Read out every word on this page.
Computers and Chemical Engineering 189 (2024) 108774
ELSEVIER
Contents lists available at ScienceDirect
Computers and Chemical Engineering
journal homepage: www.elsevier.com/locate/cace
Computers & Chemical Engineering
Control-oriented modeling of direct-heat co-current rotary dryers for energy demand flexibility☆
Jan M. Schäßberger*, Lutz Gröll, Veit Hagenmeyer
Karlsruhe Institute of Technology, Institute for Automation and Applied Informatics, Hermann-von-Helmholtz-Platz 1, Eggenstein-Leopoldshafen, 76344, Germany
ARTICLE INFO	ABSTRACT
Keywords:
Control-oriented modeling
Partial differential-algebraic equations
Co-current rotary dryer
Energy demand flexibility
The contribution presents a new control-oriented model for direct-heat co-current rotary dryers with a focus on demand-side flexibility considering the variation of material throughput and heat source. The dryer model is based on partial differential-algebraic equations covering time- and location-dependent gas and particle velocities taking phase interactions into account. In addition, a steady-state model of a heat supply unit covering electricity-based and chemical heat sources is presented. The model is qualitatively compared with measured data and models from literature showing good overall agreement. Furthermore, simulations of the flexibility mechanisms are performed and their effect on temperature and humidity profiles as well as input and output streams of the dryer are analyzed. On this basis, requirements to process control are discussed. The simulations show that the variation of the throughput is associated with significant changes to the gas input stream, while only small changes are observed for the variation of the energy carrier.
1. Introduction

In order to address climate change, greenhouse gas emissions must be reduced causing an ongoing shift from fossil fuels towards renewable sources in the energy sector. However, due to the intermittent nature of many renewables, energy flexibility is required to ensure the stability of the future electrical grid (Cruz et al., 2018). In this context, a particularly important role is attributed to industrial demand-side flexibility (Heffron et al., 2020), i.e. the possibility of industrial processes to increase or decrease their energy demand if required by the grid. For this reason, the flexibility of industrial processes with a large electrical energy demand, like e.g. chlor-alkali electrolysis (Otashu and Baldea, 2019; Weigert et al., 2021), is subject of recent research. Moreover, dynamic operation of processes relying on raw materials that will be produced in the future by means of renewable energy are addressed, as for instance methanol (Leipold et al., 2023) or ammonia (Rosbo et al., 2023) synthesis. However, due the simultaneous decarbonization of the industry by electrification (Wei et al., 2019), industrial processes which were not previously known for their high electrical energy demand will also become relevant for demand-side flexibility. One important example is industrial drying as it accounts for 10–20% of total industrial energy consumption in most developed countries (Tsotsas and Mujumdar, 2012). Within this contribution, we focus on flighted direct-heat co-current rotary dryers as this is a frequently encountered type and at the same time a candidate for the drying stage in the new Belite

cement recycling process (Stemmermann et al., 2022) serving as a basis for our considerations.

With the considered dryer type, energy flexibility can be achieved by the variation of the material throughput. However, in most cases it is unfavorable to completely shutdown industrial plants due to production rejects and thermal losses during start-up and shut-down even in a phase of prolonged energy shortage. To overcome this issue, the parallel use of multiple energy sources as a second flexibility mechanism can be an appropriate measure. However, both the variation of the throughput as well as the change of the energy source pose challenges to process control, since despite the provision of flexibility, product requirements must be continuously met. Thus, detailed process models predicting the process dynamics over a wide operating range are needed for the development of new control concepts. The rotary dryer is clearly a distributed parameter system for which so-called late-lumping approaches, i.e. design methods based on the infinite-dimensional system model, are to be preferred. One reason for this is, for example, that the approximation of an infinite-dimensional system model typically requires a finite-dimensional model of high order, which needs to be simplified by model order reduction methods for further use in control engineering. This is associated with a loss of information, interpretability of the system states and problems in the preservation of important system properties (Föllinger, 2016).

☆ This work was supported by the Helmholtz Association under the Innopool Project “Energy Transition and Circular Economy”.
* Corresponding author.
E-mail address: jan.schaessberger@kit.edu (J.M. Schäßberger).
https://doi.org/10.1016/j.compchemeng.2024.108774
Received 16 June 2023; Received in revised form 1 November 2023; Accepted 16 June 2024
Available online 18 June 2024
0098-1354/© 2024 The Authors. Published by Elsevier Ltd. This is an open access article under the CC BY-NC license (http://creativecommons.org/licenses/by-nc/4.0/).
+--
* _SHORT TASK_: Pick out the lines that have the word "June". Copy them all.

* _TASK RESULT_:
Received 16 June 2023; Received in revised form 1 November 2023; Accepted 16 June 2024
Available online 18 June 2024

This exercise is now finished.